━━━━━ Textauszug
Wir über uns

Der Begriff der „Eislaufmama“ und des „Segelpapas“ lassen Gefühle über krankhaften Ehrgeiz, überbordendes Training und Projektionen von eigenen – meist nicht erreichten Zielen – auf das Kind entstehen. Oft fallen diese Kinder trotz ihres Ausnahmetalents wegen der hohen Anforderungen und des überhöhten Drucks ihrer Eltern und Betreuer aus dem Spitzensport heraus. Genau diese negative und ungewollte Auslese wollen wir verhindern.

Wir stehen für einen ausgeglichenen, ausgewogenen und ganzheitlichen Ansatz im Spitzensport und wollen diesen gerade in der schwierigen Zeit der Pubertät weiterentwickeln und fördern. Im Speziellen halten wir es für notwendig, sozialen Bedürfnissen in sozialen Gefügen ein erhöhtes Augenmerk zu schenken, nicht nur um Höchstleistungen auch bei Jugendlichen zu gewährleisten, sondern auch um die empfindliche Psyche und das soziale Verhalten nachhaltig positiv entwickeln zu können.
━━━━━━━━━━
━━━━━ Datenauszüge
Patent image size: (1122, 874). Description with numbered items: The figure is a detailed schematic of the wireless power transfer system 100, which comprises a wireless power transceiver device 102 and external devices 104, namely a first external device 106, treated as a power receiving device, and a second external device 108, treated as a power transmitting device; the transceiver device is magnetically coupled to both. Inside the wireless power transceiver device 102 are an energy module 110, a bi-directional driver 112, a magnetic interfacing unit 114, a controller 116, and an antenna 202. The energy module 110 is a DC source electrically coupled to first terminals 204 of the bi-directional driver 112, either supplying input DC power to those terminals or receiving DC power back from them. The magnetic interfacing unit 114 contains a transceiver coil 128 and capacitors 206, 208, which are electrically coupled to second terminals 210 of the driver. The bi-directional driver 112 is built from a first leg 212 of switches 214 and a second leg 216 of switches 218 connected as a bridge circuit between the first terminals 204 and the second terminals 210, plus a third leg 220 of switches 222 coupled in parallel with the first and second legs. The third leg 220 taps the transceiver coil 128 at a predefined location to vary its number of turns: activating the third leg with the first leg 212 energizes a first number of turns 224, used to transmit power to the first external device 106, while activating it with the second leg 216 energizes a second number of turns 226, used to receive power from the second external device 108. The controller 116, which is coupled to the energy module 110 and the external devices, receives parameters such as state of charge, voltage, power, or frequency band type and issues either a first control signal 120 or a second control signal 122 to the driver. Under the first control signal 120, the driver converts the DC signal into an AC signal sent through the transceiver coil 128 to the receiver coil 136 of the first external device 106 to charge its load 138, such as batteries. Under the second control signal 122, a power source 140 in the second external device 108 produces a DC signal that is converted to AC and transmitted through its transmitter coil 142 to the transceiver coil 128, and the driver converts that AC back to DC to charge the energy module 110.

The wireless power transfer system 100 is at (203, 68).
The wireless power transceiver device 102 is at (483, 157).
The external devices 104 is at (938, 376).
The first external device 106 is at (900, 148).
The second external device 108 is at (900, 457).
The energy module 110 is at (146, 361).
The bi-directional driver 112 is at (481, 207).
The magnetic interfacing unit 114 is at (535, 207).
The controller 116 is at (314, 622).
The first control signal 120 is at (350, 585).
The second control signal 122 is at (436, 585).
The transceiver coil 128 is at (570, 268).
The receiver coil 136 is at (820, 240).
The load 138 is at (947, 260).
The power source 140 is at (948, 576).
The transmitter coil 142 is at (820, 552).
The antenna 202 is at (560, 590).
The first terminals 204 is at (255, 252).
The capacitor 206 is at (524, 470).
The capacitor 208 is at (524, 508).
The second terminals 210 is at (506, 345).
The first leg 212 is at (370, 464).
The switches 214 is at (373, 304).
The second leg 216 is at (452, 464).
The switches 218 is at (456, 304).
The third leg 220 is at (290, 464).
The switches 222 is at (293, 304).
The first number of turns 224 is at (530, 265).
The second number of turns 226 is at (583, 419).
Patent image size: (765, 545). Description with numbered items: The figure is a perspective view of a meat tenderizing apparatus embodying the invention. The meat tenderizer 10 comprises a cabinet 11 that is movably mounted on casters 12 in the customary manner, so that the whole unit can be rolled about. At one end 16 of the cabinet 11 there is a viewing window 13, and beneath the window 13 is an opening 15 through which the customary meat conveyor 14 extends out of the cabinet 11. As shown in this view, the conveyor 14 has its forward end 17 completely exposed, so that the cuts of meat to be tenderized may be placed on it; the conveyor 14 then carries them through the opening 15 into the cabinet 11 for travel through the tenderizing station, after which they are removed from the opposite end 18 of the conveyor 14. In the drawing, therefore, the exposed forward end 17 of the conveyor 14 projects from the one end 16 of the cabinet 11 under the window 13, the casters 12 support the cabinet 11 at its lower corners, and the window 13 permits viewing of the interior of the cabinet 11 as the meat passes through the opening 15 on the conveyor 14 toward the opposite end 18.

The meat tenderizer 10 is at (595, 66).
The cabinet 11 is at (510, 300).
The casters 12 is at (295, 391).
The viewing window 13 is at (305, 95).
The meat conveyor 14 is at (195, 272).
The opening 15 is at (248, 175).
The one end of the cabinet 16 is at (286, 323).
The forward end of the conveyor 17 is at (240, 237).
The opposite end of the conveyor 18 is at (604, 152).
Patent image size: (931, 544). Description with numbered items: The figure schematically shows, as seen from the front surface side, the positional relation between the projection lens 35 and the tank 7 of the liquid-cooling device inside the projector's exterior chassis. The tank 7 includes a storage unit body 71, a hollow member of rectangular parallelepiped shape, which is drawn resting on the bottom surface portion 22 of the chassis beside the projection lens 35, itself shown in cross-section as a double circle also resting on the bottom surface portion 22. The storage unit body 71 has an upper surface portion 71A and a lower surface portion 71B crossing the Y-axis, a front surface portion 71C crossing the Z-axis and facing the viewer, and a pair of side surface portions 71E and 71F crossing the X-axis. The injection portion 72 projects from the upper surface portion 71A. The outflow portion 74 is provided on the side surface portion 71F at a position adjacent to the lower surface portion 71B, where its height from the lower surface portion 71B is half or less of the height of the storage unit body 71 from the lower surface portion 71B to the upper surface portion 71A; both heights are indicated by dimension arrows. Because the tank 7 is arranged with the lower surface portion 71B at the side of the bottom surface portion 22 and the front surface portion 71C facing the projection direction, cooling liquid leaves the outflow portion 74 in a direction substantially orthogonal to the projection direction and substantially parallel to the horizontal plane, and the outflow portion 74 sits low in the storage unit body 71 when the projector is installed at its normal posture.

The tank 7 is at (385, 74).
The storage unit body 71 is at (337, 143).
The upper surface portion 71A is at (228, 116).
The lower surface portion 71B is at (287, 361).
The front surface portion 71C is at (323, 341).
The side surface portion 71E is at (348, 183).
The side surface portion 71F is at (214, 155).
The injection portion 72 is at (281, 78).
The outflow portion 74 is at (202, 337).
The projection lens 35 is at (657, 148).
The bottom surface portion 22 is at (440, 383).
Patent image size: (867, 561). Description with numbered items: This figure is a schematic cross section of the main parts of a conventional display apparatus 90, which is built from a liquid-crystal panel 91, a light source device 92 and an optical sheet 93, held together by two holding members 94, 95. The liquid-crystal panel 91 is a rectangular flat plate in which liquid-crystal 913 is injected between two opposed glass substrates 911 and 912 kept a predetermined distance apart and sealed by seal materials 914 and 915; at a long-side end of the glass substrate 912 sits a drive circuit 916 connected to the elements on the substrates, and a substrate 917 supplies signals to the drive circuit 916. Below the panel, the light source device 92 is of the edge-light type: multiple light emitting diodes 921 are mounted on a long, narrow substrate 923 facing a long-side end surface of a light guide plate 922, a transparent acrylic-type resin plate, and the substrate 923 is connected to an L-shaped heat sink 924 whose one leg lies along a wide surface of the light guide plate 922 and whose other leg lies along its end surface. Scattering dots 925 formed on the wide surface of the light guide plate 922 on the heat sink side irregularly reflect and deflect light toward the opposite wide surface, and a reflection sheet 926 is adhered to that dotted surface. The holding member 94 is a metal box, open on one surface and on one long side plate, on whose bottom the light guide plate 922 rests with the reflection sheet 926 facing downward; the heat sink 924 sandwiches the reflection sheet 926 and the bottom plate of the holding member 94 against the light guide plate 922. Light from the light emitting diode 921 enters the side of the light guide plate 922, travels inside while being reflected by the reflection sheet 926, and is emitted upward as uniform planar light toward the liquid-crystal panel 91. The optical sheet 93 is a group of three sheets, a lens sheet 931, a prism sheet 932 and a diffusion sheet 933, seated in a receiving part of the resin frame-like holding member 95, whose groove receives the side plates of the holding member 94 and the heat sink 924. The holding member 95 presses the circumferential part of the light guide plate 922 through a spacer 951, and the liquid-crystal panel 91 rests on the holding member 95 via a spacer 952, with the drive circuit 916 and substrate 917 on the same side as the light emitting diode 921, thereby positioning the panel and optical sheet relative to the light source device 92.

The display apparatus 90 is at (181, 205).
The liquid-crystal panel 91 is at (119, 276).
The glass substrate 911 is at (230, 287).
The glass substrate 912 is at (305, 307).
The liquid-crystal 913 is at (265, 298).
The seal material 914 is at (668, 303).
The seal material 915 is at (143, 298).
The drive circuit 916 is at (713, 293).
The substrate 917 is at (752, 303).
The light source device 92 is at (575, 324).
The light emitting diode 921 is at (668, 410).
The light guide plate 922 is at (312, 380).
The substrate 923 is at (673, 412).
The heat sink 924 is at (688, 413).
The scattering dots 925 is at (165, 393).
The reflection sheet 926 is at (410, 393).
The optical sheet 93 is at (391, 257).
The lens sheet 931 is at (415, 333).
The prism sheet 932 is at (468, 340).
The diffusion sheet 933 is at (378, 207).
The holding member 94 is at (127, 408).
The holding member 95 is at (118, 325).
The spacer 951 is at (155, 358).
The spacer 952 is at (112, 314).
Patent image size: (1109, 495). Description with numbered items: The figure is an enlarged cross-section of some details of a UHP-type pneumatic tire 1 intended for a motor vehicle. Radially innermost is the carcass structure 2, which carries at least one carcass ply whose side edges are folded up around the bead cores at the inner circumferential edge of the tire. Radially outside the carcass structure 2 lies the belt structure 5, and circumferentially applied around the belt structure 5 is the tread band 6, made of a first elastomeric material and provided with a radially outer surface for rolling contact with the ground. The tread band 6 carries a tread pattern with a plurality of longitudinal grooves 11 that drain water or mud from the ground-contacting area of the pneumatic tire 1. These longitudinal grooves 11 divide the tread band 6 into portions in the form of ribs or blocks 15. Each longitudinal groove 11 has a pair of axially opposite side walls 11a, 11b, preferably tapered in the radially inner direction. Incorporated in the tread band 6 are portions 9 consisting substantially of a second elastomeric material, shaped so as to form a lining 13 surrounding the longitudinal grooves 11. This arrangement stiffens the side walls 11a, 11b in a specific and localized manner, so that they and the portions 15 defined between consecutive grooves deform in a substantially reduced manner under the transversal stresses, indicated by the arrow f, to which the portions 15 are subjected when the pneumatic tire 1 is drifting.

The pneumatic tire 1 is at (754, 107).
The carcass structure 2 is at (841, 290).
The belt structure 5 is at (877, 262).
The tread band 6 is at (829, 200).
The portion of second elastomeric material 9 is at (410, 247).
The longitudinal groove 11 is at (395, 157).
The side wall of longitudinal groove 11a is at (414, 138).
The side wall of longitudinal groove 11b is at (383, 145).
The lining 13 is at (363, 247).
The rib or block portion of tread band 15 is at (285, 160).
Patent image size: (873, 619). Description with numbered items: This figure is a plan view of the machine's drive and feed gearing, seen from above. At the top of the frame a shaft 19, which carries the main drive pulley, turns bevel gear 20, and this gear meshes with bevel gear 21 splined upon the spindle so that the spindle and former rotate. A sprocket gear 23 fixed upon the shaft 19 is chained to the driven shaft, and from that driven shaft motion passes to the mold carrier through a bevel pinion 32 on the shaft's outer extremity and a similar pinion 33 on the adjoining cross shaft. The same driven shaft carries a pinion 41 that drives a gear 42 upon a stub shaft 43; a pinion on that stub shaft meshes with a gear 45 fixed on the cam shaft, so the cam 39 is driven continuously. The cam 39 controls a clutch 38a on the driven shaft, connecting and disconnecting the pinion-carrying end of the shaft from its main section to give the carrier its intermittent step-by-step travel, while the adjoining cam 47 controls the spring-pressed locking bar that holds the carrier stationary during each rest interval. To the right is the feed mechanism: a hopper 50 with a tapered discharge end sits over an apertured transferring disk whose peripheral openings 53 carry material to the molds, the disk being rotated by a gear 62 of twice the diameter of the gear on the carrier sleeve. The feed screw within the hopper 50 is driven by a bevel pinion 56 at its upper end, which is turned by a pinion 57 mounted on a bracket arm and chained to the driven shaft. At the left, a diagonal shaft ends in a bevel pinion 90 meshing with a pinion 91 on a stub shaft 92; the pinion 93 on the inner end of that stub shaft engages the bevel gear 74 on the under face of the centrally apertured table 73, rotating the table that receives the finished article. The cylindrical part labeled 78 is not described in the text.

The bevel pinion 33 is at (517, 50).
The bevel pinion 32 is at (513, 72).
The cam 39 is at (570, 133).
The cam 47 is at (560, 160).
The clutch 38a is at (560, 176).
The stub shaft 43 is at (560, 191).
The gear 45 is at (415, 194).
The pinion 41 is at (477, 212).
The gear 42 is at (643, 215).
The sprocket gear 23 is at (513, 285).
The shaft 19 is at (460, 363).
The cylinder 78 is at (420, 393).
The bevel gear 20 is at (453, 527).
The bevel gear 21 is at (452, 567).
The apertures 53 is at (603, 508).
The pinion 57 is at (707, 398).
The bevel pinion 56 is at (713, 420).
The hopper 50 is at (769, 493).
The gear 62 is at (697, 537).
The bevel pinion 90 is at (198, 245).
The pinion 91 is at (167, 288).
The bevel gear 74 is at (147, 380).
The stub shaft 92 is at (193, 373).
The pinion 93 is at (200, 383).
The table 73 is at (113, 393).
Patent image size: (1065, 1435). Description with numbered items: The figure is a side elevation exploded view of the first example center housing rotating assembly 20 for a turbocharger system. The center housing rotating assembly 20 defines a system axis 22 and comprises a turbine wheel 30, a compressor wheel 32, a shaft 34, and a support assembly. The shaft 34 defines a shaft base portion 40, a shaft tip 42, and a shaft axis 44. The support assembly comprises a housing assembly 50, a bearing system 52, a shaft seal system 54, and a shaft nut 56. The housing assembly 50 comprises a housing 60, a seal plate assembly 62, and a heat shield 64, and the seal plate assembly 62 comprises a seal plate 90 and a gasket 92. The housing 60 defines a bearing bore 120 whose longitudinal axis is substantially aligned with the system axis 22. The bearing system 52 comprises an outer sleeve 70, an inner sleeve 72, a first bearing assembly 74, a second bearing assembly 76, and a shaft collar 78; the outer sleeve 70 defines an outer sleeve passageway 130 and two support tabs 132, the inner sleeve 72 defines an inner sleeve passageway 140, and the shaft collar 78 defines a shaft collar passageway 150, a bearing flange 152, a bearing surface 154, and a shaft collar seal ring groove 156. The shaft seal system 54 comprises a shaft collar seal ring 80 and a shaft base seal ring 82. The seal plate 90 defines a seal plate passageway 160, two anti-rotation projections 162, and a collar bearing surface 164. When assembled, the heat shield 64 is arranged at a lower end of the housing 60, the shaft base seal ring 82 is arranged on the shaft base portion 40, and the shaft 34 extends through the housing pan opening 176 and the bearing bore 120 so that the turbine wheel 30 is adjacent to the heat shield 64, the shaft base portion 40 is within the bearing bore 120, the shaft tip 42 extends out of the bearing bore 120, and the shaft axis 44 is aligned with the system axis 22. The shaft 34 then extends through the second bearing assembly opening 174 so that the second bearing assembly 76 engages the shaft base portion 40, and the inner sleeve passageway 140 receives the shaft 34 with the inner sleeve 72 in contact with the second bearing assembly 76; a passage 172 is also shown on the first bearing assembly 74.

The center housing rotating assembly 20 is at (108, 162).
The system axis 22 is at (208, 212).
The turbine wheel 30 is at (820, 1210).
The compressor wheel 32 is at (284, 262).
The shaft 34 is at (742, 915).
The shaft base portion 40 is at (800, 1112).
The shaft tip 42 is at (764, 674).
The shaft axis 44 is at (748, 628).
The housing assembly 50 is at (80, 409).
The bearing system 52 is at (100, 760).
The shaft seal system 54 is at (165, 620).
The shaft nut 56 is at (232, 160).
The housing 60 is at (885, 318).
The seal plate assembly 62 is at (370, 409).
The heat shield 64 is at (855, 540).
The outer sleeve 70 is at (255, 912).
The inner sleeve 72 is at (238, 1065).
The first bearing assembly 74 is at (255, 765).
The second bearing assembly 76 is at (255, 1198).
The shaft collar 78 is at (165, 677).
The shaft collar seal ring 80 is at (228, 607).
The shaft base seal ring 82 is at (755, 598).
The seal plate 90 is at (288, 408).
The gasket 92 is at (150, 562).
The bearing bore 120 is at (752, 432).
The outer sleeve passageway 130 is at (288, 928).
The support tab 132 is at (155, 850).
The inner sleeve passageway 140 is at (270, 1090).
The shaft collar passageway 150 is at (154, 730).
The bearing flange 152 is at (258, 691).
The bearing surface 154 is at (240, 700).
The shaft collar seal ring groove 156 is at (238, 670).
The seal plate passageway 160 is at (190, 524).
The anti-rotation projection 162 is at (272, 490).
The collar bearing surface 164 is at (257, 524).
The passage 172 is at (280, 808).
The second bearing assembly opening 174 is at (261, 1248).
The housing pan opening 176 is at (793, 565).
━━━━━━━━━━
Aufgabe 1 - Welche Art von Auslese soll laut dem Textauszug „Wir über uns“ verhindert werden?
Aufgabe 2 - Erklären Sie in ein bis drei Sätzen, warum der Textauszug „Wir über uns“ den sozialen Bedürfnissen in sozialen Gefügen ein erhöhtes Augenmerk schenken will.
Aufgabe 3 - Schreiben Sie den Textauszug „Wir über uns“ im Anschluss an seinen letzten Satz weiter.

Ihre Antwort 1 - Die negative und ungewollte Auslese, durch die Kinder trotz ihres Ausnahmetalents aus dem Spitzensport herausfallen.

Ihre Antwort 2 - Das soll Höchstleistungen auch bei Jugendlichen gewährleisten. Zugleich sollen sich die empfindliche Psyche und das soziale Verhalten nachhaltig positiv entwickeln können.

Ihre Antwort 3 -
Im Rahmen des jugendlichen Hochleistungssports führt einseitiges Training und die totale Fokussierung auf den Sport meist nicht zu den gewünschten Erfolgen. Gründe hierfür sind meistens mangelnde Abwechslung, Differenzen innerhalb der Teams oder unterschiedliche Ansprüche an den Leistungssport. Leistungssteigerung basiert auch auf mentaler Stärke, dem Nutzen von Wissen und Erfahrung in Trainingseinheiten, sowie dem uneingeschränkten Teilen von Informationen innerhalb von Trainingsgruppen. Über den Tellerrand hinauszublicken lässt positive Entwicklungen in Spitzenteams auch für jeden einzelnen zu.

Über diesen systemischen Zugang sehen wir die Möglichkeiten sportliche Höchstleistungen effizienter, spielerischer und anhand von praktischen Übungen zu erreichen.